From the entries below, copy every line where the string "Dengan" appears.
** START OF Material for this exercise **
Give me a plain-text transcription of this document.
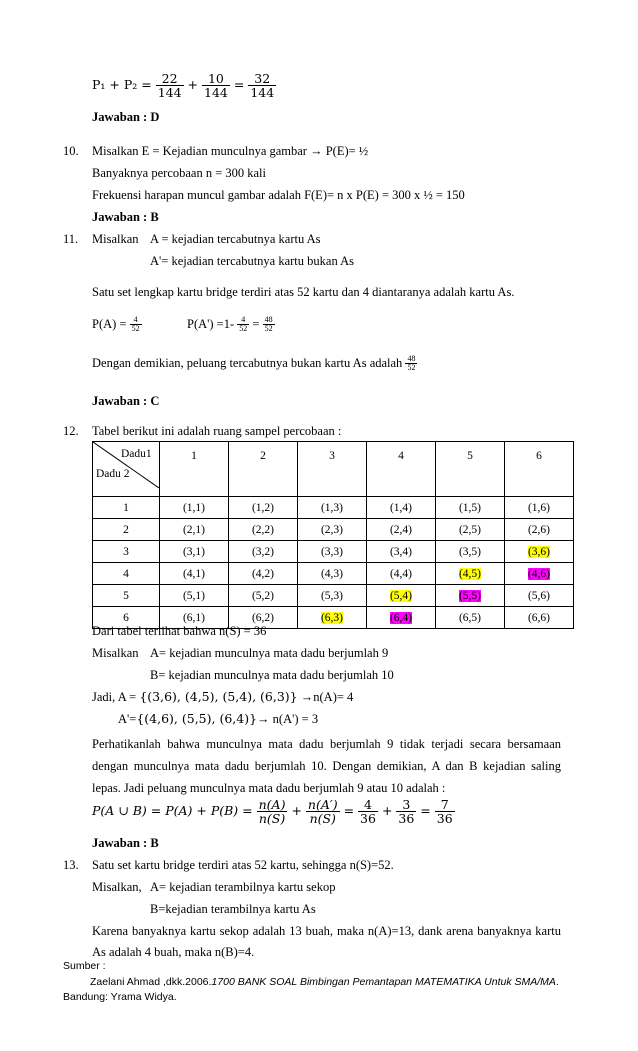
$P_1 + P_2 = \frac{22}{144} + \frac{10}{144} = \frac{32}{144}$
Jawaban : D
10. Misalkan E = Kejadian munculnya gambar → P(E)= ½
Banyaknya percobaan n = 300 kali
Frekuensi harapan muncul gambar adalah F(E)= n x P(E) = 300 x ½ = 150
Jawaban : B
11. Misalkan A = kejadian tercabutnya kartu As
A'= kejadian tercabutnya kartu bukan As
Satu set lengkap kartu bridge terdiri atas 52 kartu dan 4 diantaranya adalah kartu As.
$P(A) = \frac{4}{52}$	$P(A') =1- \frac{4}{52} = \frac{48}{52}$
Dengan demikian, peluang tercabutnya bukan kartu As adalah $\frac{48}{52}$
Jawaban : C
12. Tabel berikut ini adalah ruang sampel percobaan :
Dadu1
Dadu 2	1	2	3	4	5	6
1	(1,1)	(1,2)	(1,3)	(1,4)	(1,5)	(1,6)
2	(2,1)	(2,2)	(2,3)	(2,4)	(2,5)	(2,6)
3	(3,1)	(3,2)	(3,3)	(3,4)	(3,5)	(3,6)
4	(4,1)	(4,2)	(4,3)	(4,4)	(4,5)	(4,6)
5	(5,1)	(5,2)	(5,3)	(5,4)	(5,5)	(5,6)
6	(6,1)	(6,2)	(6,3)	(6,4)	(6,5)	(6,6)
Dari tabel terlihat bahwa n(S) = 36
Misalkan A= kejadian munculnya mata dadu berjumlah 9
B= kejadian munculnya mata dadu berjumlah 10
Jadi, A = {(3,6), (4,5), (5,4), (6,3)} →n(A)= 4
A'={(4,6), (5,5), (6,4)}→ n(A') = 3
Perhatikanlah bahwa munculnya mata dadu berjumlah 9 tidak terjadi secara bersamaan
dengan munculnya mata dadu berjumlah 10. Dengan demikian, A dan B kejadian saling
lepas. Jadi peluang munculnya mata dadu berjumlah 9 atau 10 adalah :
P(A ∪ $B) = P(A) + P(B) = \frac{n(A)}{n(S)} + \frac{n(A')}{n(S)} = \frac{4}{36} + \frac{3}{36} = \frac{7}{36}$
Jawaban : B
13. Satu set kartu bridge terdiri atas 52 kartu, sehingga n(S)=52.
Misalkan, A= kejadian terambilnya kartu sekop
B=kejadian terambilnya kartu As
Karena banyaknya kartu sekop adalah 13 buah, maka n(A)=13, dank arena banyaknya kartu
As adalah 4 buah, maka n(B)=4.
Sumber :
Zaelani Ahmad ,dkk.2006.1700 BANK SOAL Bimbingan Pemantapan MATEMATIKA Untuk SMA/MA.
Bandung: Yrama Widya.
** END OF Material for this exercise **
Worked solution:
Dengan demikian, peluang tercabutnya bukan kartu As adalah $\frac{48}{52}$
dengan munculnya mata dadu berjumlah 10. Dengan demikian, A dan B kejadian saling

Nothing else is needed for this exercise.